Raw records:
------------------------------
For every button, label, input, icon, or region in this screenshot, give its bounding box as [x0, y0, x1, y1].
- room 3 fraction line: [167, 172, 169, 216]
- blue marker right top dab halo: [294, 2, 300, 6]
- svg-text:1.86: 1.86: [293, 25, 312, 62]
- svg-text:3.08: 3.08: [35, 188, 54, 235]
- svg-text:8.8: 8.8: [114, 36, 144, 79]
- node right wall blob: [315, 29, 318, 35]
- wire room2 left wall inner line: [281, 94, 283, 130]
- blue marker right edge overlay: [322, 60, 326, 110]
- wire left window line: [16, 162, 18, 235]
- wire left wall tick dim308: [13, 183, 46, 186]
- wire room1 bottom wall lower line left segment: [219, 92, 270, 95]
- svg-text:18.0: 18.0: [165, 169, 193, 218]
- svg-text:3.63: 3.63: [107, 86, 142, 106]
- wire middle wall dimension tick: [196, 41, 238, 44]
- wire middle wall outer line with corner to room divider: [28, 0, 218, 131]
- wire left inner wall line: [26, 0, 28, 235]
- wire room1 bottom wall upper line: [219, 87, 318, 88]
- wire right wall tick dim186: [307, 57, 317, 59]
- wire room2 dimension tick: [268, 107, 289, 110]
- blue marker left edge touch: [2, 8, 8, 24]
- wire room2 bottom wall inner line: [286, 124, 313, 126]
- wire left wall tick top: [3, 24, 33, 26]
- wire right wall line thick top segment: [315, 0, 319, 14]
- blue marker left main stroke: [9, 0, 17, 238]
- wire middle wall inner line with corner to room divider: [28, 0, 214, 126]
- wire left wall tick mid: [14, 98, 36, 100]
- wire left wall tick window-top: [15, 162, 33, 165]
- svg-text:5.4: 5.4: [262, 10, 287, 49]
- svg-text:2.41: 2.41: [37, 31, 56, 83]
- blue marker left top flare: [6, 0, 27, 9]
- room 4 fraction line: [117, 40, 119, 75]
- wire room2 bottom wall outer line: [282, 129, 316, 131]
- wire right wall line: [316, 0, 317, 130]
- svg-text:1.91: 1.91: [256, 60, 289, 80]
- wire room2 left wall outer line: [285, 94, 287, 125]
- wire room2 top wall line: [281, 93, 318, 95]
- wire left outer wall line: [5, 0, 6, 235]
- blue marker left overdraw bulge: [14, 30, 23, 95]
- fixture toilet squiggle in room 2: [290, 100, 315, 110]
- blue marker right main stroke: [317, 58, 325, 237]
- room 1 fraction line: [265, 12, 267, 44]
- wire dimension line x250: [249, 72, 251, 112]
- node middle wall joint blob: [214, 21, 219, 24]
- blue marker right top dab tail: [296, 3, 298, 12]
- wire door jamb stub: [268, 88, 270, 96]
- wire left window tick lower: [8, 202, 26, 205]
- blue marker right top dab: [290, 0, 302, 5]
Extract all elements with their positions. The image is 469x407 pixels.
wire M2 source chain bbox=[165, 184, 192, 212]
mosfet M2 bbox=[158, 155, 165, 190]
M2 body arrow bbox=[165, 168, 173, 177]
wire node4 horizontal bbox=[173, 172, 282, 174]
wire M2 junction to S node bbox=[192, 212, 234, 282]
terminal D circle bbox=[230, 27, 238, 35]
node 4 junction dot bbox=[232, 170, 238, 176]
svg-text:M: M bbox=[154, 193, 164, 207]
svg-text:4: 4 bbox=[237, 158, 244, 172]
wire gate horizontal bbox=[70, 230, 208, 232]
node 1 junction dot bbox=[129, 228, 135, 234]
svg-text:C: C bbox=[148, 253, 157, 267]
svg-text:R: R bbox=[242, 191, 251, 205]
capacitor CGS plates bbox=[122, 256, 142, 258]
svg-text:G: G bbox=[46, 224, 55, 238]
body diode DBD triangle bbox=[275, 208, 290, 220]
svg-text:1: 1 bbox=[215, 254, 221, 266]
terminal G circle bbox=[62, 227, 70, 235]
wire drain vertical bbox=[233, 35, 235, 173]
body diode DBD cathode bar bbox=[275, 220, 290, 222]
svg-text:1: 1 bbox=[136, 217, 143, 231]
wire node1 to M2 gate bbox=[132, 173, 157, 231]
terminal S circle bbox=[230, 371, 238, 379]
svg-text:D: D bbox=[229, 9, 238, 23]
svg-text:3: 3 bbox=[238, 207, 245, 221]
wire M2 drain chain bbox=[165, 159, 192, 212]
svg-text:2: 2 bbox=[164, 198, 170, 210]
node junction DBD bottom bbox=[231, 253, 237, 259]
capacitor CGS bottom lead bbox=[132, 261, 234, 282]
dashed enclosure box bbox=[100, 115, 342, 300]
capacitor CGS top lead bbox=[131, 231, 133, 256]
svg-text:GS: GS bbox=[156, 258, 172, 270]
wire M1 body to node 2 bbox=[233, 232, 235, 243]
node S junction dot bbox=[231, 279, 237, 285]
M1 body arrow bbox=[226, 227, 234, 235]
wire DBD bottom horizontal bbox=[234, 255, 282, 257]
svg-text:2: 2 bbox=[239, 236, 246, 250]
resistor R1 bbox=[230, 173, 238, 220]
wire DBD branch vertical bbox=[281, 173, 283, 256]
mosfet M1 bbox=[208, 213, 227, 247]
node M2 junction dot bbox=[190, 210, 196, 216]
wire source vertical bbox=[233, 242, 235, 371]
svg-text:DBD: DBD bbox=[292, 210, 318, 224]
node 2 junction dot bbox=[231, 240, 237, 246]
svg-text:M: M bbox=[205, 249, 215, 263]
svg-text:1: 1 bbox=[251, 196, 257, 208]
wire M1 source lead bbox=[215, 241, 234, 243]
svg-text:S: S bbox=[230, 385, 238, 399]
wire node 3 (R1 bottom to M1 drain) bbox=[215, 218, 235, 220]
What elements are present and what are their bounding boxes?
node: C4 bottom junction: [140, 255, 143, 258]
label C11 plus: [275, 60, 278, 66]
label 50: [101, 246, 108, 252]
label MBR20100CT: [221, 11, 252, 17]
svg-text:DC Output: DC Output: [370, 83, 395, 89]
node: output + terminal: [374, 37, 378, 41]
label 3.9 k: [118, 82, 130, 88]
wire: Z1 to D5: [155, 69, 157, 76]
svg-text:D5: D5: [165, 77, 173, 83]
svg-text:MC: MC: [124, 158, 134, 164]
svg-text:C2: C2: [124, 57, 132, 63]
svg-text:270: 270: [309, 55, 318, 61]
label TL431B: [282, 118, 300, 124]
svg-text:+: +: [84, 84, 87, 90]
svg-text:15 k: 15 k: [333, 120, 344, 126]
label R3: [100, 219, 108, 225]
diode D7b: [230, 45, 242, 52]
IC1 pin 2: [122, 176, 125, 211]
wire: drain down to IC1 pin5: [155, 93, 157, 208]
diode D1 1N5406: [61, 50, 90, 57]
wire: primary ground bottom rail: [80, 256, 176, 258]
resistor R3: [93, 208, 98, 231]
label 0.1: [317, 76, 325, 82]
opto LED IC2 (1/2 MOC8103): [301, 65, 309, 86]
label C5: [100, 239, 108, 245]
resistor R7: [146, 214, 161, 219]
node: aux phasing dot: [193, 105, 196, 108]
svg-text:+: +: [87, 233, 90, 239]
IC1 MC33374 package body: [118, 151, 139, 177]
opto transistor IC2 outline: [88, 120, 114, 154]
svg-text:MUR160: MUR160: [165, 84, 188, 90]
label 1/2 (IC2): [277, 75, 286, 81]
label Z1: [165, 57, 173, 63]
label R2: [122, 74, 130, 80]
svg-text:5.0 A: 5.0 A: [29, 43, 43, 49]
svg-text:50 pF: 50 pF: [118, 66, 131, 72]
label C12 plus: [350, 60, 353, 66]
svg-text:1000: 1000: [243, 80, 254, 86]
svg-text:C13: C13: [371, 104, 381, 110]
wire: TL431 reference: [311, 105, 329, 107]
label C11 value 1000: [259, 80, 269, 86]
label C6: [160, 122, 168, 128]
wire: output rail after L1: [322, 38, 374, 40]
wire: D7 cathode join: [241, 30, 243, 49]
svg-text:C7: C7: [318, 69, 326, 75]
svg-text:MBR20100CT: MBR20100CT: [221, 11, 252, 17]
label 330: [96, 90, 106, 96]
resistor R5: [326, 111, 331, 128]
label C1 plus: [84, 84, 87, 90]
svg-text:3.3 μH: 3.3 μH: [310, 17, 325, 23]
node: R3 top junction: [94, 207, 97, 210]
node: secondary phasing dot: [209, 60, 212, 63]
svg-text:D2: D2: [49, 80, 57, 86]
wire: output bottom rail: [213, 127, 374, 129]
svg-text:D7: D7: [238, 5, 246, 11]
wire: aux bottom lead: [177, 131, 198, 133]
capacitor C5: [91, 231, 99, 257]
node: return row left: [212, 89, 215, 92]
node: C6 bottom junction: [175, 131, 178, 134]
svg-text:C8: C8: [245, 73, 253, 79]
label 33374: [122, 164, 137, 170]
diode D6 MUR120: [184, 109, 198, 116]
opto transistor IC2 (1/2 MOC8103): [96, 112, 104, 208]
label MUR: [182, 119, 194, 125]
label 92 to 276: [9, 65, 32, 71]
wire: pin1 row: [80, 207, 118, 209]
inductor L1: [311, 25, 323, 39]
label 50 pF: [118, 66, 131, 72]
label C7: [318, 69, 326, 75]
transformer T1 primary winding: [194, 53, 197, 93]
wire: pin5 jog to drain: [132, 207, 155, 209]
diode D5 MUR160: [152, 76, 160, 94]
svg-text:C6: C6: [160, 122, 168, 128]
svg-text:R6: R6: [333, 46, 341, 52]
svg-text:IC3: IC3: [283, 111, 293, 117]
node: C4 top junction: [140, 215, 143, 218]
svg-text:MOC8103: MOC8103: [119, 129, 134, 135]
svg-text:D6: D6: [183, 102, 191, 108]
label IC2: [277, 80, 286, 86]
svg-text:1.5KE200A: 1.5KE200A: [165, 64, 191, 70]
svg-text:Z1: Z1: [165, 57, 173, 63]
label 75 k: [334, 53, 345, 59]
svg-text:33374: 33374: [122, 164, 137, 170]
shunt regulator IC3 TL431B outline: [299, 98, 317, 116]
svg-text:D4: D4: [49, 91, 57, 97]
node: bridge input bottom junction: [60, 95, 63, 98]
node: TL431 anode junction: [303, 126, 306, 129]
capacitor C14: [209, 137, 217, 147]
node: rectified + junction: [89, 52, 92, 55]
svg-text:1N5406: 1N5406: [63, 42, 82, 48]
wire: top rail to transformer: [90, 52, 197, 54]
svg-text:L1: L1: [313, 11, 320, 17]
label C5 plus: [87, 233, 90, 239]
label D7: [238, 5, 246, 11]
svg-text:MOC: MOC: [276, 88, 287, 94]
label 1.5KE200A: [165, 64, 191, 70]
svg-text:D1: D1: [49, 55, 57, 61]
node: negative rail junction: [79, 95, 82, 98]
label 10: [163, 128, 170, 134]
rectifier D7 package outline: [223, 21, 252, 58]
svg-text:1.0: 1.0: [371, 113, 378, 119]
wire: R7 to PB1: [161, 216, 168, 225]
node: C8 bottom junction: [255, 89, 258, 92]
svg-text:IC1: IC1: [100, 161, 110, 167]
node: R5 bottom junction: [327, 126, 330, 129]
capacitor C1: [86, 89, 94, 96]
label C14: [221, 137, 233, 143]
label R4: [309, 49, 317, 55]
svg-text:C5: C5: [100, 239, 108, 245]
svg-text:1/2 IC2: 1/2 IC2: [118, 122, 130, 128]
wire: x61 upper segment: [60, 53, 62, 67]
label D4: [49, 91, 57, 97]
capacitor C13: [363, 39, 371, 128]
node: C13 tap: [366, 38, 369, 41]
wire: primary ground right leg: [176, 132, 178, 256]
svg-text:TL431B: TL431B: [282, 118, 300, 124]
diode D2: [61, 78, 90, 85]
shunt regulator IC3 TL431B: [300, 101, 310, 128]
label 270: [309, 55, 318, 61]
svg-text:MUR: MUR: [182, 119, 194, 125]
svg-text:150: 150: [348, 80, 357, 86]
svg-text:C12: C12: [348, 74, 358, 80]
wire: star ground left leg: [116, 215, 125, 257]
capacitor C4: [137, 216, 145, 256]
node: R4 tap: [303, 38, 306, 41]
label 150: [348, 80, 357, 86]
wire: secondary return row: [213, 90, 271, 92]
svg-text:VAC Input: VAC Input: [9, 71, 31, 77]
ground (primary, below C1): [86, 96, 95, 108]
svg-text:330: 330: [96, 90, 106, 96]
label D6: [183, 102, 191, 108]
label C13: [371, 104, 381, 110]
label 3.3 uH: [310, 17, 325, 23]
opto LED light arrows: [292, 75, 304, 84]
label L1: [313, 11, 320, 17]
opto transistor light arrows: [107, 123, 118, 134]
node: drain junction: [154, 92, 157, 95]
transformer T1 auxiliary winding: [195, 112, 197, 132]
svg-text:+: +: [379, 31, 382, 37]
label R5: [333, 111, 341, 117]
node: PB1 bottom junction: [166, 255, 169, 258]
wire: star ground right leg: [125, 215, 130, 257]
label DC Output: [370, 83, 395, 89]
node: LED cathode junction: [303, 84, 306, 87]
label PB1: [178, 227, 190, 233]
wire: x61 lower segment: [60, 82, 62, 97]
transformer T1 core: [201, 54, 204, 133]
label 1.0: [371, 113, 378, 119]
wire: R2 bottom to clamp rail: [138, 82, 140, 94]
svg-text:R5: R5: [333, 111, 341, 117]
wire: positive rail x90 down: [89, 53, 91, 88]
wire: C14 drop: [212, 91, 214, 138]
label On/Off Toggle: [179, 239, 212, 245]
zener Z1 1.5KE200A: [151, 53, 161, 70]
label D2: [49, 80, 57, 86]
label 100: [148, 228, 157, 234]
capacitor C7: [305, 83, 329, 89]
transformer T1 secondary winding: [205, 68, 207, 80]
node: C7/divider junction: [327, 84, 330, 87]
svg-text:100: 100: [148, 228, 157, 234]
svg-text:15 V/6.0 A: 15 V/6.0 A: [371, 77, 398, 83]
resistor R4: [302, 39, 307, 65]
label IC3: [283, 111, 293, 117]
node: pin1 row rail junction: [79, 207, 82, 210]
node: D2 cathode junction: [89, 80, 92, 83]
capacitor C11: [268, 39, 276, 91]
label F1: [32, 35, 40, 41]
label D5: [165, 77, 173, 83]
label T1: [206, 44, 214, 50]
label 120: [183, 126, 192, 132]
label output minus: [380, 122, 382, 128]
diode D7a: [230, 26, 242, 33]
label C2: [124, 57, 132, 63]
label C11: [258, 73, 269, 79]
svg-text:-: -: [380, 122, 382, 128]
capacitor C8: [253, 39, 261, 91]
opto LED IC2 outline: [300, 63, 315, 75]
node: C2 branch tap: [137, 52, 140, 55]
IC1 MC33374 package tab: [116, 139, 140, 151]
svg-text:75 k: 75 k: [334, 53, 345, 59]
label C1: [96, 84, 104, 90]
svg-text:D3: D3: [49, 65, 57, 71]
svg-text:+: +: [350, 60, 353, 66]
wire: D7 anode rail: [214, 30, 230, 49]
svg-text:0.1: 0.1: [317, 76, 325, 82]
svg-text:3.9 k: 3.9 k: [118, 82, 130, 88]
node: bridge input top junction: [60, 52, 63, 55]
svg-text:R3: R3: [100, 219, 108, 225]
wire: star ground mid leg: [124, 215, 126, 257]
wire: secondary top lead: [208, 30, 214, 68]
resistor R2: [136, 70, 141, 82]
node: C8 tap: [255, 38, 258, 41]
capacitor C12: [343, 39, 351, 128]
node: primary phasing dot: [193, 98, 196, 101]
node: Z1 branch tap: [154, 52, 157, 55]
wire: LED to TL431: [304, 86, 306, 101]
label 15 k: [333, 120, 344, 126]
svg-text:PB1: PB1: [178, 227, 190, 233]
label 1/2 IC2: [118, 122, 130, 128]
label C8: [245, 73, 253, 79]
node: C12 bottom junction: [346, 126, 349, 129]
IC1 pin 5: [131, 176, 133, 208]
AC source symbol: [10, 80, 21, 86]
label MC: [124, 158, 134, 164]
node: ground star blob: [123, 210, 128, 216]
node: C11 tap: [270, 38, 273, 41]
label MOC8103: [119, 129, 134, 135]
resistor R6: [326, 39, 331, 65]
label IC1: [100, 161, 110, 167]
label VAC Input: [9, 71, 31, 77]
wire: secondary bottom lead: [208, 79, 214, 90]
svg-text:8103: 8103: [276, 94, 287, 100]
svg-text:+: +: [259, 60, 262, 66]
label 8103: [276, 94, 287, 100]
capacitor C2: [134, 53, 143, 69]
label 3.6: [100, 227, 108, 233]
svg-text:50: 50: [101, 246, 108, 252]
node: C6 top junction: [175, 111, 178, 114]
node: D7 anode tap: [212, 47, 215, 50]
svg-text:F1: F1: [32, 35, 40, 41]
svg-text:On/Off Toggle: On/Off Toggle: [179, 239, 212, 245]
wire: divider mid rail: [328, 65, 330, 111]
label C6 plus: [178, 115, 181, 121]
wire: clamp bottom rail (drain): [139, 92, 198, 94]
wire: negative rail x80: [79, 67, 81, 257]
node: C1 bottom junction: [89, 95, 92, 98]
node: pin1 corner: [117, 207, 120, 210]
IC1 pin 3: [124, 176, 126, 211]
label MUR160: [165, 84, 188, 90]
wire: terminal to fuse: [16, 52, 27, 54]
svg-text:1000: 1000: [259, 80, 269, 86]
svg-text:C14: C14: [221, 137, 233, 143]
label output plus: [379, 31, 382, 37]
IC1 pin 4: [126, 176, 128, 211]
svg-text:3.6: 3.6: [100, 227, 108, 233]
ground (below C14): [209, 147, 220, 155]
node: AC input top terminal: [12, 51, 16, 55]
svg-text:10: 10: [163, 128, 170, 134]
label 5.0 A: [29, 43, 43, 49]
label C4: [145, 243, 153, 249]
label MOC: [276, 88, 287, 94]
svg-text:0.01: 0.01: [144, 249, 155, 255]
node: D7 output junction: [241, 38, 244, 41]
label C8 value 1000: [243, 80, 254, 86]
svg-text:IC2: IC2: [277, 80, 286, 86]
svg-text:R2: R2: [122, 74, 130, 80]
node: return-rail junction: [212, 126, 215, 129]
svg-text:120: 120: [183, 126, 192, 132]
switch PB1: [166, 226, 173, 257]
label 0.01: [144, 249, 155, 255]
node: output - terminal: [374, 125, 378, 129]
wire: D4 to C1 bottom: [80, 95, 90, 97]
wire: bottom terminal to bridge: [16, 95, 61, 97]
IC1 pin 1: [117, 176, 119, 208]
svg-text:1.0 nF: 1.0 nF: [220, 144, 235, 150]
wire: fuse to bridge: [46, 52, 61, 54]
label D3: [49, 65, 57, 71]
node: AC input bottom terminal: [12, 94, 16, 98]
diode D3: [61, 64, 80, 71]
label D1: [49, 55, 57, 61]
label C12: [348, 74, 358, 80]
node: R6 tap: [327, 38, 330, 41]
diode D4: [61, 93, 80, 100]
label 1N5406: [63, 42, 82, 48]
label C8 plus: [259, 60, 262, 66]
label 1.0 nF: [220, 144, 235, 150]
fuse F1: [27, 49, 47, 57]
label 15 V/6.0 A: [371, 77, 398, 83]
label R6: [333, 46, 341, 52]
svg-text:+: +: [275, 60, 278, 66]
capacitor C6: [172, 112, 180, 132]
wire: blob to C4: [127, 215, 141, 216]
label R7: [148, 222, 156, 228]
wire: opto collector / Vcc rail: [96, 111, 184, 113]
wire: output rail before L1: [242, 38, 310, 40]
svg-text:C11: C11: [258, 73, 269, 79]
------------------------------
Recast everything from the start of the material down to the line containing "- blue marker right edge", both ends included, as a JSON list of strings with one string per line and blank lines left out.

[
  "For every button, label, input, icon, or region in this screenshot, give its bounding box as [x0, y0, x1, y1].",
  "- room 3 fraction line: [167, 172, 169, 216]",
  "- blue marker right top dab halo: [294, 2, 300, 6]",
  "- svg-text:1.86: 1.86: [293, 25, 312, 62]",
  "- svg-text:3.08: 3.08: [35, 188, 54, 235]",
  "- svg-text:8.8: 8.8: [114, 36, 144, 79]",
  "- node right wall blob: [315, 29, 318, 35]",
  "- wire room2 left wall inner line: [281, 94, 283, 130]",
  "- blue marker right edge overlay: [322, 60, 326, 110]"
]